Materials provided:
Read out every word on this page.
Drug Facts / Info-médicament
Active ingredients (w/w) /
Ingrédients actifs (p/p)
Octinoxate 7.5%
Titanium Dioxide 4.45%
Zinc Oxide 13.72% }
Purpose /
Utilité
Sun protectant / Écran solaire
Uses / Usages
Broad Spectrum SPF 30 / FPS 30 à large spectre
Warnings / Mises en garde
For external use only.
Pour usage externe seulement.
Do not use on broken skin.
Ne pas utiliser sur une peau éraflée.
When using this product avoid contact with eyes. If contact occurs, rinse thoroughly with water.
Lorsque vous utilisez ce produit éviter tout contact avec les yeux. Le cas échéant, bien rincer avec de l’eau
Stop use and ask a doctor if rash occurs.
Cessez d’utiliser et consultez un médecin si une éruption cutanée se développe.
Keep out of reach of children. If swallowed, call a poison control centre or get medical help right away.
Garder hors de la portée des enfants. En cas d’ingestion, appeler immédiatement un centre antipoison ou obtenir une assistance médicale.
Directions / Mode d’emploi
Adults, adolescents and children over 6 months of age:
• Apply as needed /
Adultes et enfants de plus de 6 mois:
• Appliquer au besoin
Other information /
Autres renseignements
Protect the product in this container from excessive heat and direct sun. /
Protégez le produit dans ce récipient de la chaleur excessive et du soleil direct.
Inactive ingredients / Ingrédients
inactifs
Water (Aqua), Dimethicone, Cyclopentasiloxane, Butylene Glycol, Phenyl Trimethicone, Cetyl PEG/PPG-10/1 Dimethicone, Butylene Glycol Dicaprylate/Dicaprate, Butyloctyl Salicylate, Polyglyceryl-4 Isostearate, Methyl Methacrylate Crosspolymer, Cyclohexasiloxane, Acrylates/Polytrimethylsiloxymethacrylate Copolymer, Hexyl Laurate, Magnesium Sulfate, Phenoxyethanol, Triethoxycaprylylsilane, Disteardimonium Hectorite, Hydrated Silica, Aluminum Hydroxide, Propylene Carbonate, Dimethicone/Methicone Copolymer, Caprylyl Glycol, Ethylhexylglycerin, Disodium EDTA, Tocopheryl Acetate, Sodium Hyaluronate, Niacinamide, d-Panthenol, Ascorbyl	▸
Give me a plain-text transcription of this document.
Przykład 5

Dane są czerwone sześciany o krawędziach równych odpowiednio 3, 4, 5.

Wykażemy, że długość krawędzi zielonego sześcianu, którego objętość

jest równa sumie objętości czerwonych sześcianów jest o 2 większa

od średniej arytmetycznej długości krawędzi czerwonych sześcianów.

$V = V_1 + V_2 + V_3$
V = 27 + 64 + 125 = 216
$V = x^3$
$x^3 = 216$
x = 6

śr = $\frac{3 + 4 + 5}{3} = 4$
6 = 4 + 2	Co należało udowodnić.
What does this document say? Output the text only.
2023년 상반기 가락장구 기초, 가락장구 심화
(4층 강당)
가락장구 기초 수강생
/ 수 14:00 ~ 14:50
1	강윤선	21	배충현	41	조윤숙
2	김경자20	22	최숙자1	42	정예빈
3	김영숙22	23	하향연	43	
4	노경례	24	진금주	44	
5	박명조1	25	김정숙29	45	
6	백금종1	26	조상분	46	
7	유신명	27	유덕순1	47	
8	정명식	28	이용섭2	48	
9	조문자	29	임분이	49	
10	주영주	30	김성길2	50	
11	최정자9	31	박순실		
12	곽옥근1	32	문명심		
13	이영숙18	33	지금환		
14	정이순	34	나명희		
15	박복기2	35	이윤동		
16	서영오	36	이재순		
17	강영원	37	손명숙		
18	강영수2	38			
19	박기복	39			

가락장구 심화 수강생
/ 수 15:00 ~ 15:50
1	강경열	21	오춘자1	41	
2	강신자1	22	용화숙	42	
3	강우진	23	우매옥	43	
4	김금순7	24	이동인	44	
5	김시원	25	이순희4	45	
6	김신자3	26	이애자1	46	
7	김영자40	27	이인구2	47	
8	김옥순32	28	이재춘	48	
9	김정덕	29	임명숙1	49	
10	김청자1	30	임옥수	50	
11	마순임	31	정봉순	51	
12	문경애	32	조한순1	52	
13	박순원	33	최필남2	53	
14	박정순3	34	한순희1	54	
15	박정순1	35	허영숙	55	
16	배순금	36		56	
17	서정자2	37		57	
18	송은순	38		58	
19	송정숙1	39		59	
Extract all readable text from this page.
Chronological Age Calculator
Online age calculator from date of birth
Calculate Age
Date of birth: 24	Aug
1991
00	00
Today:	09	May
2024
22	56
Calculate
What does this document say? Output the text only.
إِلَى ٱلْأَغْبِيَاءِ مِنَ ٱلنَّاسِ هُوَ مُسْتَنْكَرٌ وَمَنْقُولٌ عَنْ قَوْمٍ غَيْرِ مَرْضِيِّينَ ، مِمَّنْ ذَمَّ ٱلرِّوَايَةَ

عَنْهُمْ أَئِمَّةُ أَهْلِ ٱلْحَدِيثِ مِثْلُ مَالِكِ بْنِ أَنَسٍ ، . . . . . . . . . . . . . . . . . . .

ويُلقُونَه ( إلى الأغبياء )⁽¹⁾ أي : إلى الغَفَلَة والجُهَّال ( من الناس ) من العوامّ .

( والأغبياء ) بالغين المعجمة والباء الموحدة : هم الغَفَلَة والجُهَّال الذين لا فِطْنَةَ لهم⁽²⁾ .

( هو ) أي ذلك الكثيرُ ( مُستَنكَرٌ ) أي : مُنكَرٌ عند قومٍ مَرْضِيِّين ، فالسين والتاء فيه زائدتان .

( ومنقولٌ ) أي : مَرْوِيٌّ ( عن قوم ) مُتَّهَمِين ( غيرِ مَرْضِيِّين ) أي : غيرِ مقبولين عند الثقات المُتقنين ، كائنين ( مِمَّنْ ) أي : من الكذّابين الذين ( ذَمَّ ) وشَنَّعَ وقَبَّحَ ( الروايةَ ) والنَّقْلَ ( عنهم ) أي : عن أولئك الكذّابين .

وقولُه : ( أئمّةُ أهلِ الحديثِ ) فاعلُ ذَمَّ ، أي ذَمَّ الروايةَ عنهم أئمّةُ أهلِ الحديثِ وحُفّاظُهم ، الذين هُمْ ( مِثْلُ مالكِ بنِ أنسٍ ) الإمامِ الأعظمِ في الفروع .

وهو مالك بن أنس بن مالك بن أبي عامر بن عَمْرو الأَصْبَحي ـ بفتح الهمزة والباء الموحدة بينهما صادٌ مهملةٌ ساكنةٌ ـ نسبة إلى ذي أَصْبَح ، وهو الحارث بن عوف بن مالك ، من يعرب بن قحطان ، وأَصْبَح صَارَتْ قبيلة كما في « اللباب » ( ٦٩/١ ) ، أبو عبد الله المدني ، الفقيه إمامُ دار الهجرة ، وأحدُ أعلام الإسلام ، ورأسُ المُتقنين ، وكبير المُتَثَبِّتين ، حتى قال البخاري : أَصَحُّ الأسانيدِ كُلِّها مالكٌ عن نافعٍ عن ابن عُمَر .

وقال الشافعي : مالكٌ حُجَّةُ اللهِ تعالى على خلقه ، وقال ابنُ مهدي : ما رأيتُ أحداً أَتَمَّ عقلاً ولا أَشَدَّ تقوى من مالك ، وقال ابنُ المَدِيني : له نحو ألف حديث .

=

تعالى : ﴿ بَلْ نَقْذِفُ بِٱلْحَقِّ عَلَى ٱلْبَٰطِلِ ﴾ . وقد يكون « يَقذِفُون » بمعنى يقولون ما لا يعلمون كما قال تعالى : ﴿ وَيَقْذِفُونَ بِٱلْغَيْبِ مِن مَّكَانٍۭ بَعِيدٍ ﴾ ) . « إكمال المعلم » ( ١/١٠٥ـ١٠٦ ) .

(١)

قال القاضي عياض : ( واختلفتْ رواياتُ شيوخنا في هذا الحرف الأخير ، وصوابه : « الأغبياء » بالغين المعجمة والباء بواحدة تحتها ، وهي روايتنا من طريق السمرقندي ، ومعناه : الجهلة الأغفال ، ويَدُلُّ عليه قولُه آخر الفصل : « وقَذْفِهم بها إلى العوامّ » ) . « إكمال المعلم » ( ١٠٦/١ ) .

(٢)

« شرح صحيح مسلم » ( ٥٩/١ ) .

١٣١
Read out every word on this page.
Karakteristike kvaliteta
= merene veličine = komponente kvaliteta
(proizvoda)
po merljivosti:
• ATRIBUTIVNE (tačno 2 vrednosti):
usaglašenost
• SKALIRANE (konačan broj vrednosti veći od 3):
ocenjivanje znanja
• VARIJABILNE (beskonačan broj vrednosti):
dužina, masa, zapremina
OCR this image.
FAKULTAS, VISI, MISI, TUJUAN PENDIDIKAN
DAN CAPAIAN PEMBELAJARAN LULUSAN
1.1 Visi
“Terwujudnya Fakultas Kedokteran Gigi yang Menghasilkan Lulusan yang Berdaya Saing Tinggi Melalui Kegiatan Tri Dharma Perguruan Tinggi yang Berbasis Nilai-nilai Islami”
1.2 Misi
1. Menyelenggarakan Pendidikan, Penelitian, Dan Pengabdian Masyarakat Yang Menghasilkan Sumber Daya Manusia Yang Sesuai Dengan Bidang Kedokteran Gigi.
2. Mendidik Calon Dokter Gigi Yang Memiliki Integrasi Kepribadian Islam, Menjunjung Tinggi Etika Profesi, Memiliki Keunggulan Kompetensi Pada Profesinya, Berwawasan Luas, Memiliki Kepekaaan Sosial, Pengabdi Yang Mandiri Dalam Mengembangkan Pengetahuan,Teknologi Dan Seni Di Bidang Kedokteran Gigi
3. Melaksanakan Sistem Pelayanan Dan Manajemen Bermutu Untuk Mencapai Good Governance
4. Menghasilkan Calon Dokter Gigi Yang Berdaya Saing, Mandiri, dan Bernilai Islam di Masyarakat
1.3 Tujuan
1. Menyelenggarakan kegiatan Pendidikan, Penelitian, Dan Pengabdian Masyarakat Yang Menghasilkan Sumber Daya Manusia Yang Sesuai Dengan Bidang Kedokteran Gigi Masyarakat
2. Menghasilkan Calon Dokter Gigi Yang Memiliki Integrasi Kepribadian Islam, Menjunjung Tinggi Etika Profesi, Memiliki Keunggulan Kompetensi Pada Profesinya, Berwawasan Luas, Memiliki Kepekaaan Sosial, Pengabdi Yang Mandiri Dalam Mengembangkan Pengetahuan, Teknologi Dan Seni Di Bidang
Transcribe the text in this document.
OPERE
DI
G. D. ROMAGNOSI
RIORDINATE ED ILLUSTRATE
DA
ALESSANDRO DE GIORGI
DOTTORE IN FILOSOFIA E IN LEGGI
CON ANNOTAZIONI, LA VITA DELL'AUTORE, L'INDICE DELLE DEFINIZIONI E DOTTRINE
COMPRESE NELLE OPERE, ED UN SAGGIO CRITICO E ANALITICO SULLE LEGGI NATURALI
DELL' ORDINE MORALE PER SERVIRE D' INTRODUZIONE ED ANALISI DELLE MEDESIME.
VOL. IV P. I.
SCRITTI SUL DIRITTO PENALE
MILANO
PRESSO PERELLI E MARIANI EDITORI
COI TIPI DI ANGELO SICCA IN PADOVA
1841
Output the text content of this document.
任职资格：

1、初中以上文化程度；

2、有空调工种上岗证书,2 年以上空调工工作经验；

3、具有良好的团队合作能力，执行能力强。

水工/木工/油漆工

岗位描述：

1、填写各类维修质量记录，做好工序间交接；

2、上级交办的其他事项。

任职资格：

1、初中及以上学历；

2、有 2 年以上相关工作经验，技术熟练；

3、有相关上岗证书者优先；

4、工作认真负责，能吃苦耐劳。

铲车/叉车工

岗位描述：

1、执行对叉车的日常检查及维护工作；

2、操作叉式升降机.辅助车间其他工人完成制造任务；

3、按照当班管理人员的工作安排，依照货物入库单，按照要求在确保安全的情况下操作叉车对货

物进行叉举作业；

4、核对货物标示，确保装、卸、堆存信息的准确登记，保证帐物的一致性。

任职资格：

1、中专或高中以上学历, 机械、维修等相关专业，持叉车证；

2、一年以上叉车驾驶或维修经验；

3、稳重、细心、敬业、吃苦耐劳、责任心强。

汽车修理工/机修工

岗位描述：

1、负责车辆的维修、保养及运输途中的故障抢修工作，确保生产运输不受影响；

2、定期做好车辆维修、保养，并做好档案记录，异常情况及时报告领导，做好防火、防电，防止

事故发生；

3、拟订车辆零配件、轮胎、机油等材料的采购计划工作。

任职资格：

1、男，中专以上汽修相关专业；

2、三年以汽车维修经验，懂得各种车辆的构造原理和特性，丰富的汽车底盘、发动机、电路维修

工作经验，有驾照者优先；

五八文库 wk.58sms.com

Problem to work on: Take the lines from the one containing "Transcribe the text in this document." to the last line of the material above and write them out exactly.

Solution below:
Transcribe the text in this document.
OPERE
DI
G. D. ROMAGNOSI
RIORDINATE ED ILLUSTRATE
DA
ALESSANDRO DE GIORGI
DOTTORE IN FILOSOFIA E IN LEGGI
CON ANNOTAZIONI, LA VITA DELL'AUTORE, L'INDICE DELLE DEFINIZIONI E DOTTRINE
COMPRESE NELLE OPERE, ED UN SAGGIO CRITICO E ANALITICO SULLE LEGGI NATURALI
DELL' ORDINE MORALE PER SERVIRE D' INTRODUZIONE ED ANALISI DELLE MEDESIME.
VOL. IV P. I.
SCRITTI SUL DIRITTO PENALE
MILANO
PRESSO PERELLI E MARIANI EDITORI
COI TIPI DI ANGELO SICCA IN PADOVA
1841
Output the text content of this document.
任职资格：

1、初中以上文化程度；

2、有空调工种上岗证书,2 年以上空调工工作经验；

3、具有良好的团队合作能力，执行能力强。

水工/木工/油漆工

岗位描述：

1、填写各类维修质量记录，做好工序间交接；

2、上级交办的其他事项。

任职资格：

1、初中及以上学历；

2、有 2 年以上相关工作经验，技术熟练；

3、有相关上岗证书者优先；

4、工作认真负责，能吃苦耐劳。

铲车/叉车工

岗位描述：

1、执行对叉车的日常检查及维护工作；

2、操作叉式升降机.辅助车间其他工人完成制造任务；

3、按照当班管理人员的工作安排，依照货物入库单，按照要求在确保安全的情况下操作叉车对货

物进行叉举作业；

4、核对货物标示，确保装、卸、堆存信息的准确登记，保证帐物的一致性。

任职资格：

1、中专或高中以上学历, 机械、维修等相关专业，持叉车证；

2、一年以上叉车驾驶或维修经验；

3、稳重、细心、敬业、吃苦耐劳、责任心强。

汽车修理工/机修工

岗位描述：

1、负责车辆的维修、保养及运输途中的故障抢修工作，确保生产运输不受影响；

2、定期做好车辆维修、保养，并做好档案记录，异常情况及时报告领导，做好防火、防电，防止

事故发生；

3、拟订车辆零配件、轮胎、机油等材料的采购计划工作。

任职资格：

1、男，中专以上汽修相关专业；

2、三年以汽车维修经验，懂得各种车辆的构造原理和特性，丰富的汽车底盘、发动机、电路维修

工作经验，有驾照者优先；

五八文库 wk.58sms.com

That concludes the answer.